Stated problem. Find every line in the records below that holds the word "text" and copy it.

(Recorded data)
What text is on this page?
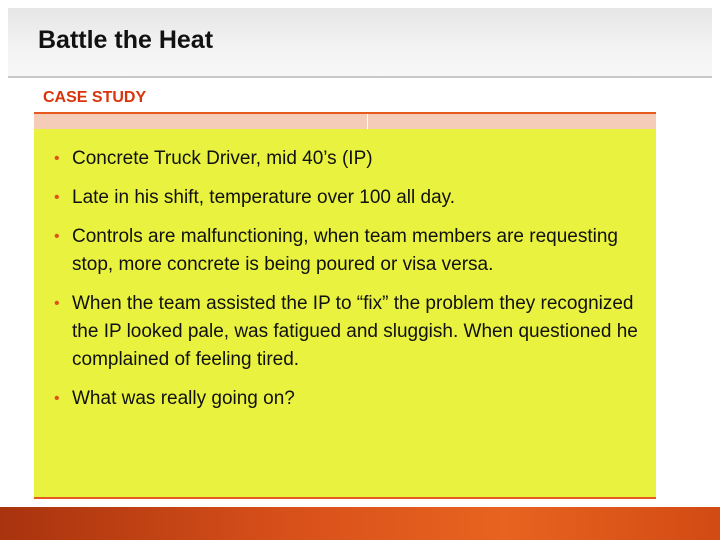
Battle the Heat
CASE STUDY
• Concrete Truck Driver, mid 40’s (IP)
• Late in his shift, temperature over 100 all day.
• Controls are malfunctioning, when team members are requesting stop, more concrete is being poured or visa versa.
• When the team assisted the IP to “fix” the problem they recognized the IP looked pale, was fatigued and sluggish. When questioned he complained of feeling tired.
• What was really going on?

* * *

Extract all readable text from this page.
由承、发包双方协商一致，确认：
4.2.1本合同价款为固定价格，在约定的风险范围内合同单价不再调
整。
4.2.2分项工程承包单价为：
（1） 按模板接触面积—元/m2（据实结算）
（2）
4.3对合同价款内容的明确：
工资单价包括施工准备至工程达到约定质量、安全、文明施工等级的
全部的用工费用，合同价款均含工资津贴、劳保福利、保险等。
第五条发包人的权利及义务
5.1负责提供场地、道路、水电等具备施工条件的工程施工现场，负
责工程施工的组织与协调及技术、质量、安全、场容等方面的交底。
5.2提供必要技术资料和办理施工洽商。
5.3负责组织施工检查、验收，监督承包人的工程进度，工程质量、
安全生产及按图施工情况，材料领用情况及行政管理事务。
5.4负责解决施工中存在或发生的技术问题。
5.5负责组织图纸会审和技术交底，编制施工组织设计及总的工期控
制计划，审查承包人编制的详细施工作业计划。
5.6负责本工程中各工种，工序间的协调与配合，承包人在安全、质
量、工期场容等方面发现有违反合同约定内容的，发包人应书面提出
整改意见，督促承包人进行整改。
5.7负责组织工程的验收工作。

Reply.
What text is on this page?
Extract all readable text from this page.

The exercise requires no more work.